ARTICLE:
-- BEGIN --
What’s wrong with electrolysis?
There are many ways to produce hydrogen. There are only two, however, that are commercially significant in the US and most other nations. One is steam methane reforming (SMR), which starts with natural gas as feedstock. The other is electrolysis of water.
Inputs for electrolysis are just electricity and water. If the electricity is from carbon-free renewable resources, the resulting hydrogen is also carbon-free. That makes electrolysis very attractive to renewable energy advocates. It’s seen as a way to make use of excess power and stabilize the grid when wind and solar resources are making more power than the grid can otherwise absorb.
The larger issue for renewable energy is undersupply, not oversupply
It can certainly do that. And producing hydrogen by electrolysis is more valuable than curtailing power production or dissipating it in a resistor bank when there is truly excess supply. However the larger issue for renewable energy is undersupply, not oversupply. When the sun isn’t shining and the wind isn’t blowing, there’s still demand to be met. There needs to be a way to meet it. If it’s not dispatched fossil fuels, it has to be energy drawn from storage.
-- END --
RECORDED DATA:
-- BEGIN --
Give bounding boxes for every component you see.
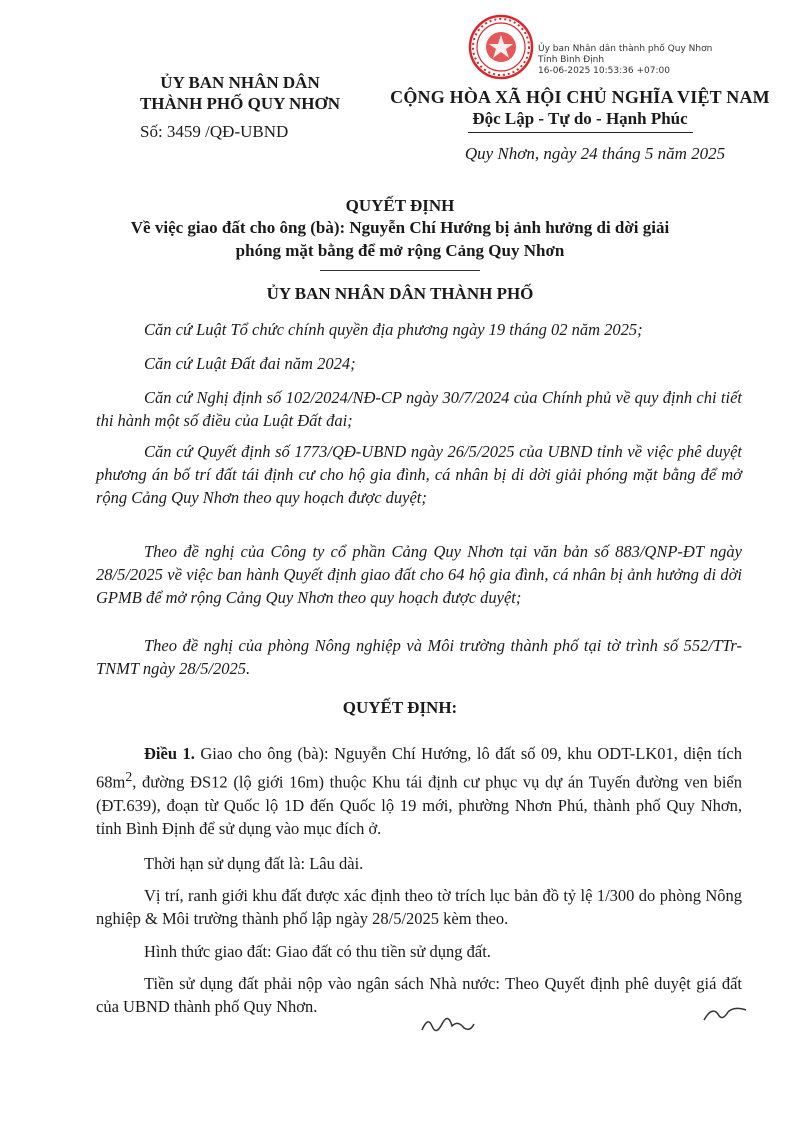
legal-basis-2: Căn cứ Luật Đất đai năm 2024; (144, 354, 356, 373)
document-type: QUYẾT ĐỊNH (345, 196, 455, 215)
authority-line-2: THÀNH PHỐ QUY NHƠN (139, 94, 341, 113)
document-number: Số: 3459 /QĐ-UBND (140, 122, 289, 141)
esign-line-2: Tỉnh Bình Định (538, 55, 605, 65)
allocation-form: Hình thức giao đất: Giao đất có thu tiền sử dụng đất. (144, 942, 491, 961)
esign-line-3: 16-06-2025 10:53:36 +07:00 (538, 66, 670, 76)
national-header-block (380, 86, 780, 133)
place-and-date: Quy Nhơn, ngày 24 tháng 5 năm 2025 (464, 144, 726, 163)
national-title: CỘNG HÒA XÃ HỘI CHỦ NGHĨA VIỆT NAM (390, 87, 770, 107)
decision-heading: QUYẾT ĐỊNH: (342, 698, 458, 717)
legal-basis-4: Căn cứ Quyết định số 1773/QĐ-UBND ngày 26/5/2025 của UBND tỉnh về việc phê duyệt phương án bố trí đất tái định cư cho hộ gia đình, cá nhân bị di dời giải phóng mặt bằng để mở rộng Cảng Quy Nhơn theo quy hoạch được duyệt; (96, 442, 742, 507)
legal-basis-5: Theo đề nghị của Công ty cổ phần Cảng Quy Nhơn tại văn bản số 883/QNP-ĐT ngày 28/5/2025 về việc ban hành Quyết định giao đất cho 64 hộ gia đình, cá nhân bị ảnh hưởng di dời GPMB để mở rộng Cảng Quy Nhơn theo quy hoạch được duyệt; (96, 542, 742, 607)
legal-basis-1: Căn cứ Luật Tổ chức chính quyền địa phương ngày 19 tháng 02 năm 2025; (144, 320, 643, 339)
national-motto: Độc Lập - Tự do - Hạnh Phúc (472, 109, 688, 128)
document-subject: Về việc giao đất cho ông (bà): Nguyễn Chí Hướng bị ảnh hưởng di dời giải phóng mặt bằng để mở rộng Cảng Quy Nhơn (130, 218, 670, 260)
land-use-term: Thời hạn sử dụng đất là: Lâu dài. (144, 854, 364, 873)
authority-line-1: ỦY BAN NHÂN DÂN (160, 73, 320, 92)
red-seal-icon (468, 14, 534, 80)
title-underline (320, 270, 480, 271)
legal-basis-6: Theo đề nghị của phòng Nông nghiệp và Môi trường thành phố tại tờ trình số 552/TTr-TNMT ngày 28/5/2025. (96, 636, 742, 678)
article-1: Điều 1. Giao cho ông (bà): Nguyễn Chí Hướng, lô đất số 09, khu ODT-LK01, diện tích $68m^2$, đường ĐS12 (lộ giới 16m) thuộc Khu tái định cư phục vụ dự án Tuyến đường ven biển (ĐT.639), đoạn từ Quốc lộ 1D đến Quốc lộ 19 mới, phường Nhơn Phú, thành phố Quy Nhơn, tỉnh Bình Định để sử dụng vào mục đích ở. (96, 744, 743, 838)
issuing-authority-block (120, 72, 360, 142)
land-location: Vị trí, ranh giới khu đất được xác định theo tờ trích lục bản đồ tỷ lệ 1/300 do phòng Nông nghiệp & Môi trường thành phố lập ngày 28/5/2025 kèm theo. (96, 886, 742, 928)
document-title-block (80, 196, 720, 271)
article-1-label: Điều 1. (144, 744, 195, 763)
handwritten-initial-icon (418, 1008, 478, 1038)
land-use-fee: Tiền sử dụng đất phải nộp vào ngân sách Nhà nước: Theo Quyết định phê duyệt giá đất của UBND thành phố Quy Nhơn. (96, 974, 742, 1016)
legal-basis-3: Căn cứ Nghị định số 102/2024/NĐ-CP ngày 30/7/2024 của Chính phủ về quy định chi tiết thi hành một số điều của Luật Đất đai; (96, 388, 742, 430)
motto-underline (468, 132, 693, 133)
deciding-authority: ỦY BAN NHÂN DÂN THÀNH PHỐ (266, 284, 534, 303)
digital-signature-info (538, 44, 728, 77)
esign-line-1: Ủy ban Nhân dân thành phố Quy Nhơn (538, 44, 713, 54)
handwritten-initial-icon (700, 1000, 750, 1030)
-- END --
GIVEN PROBLEM: In the electrolysis article, what feedstock does steam methane reforming start with?

RESPONSE BELOW: Natural gas.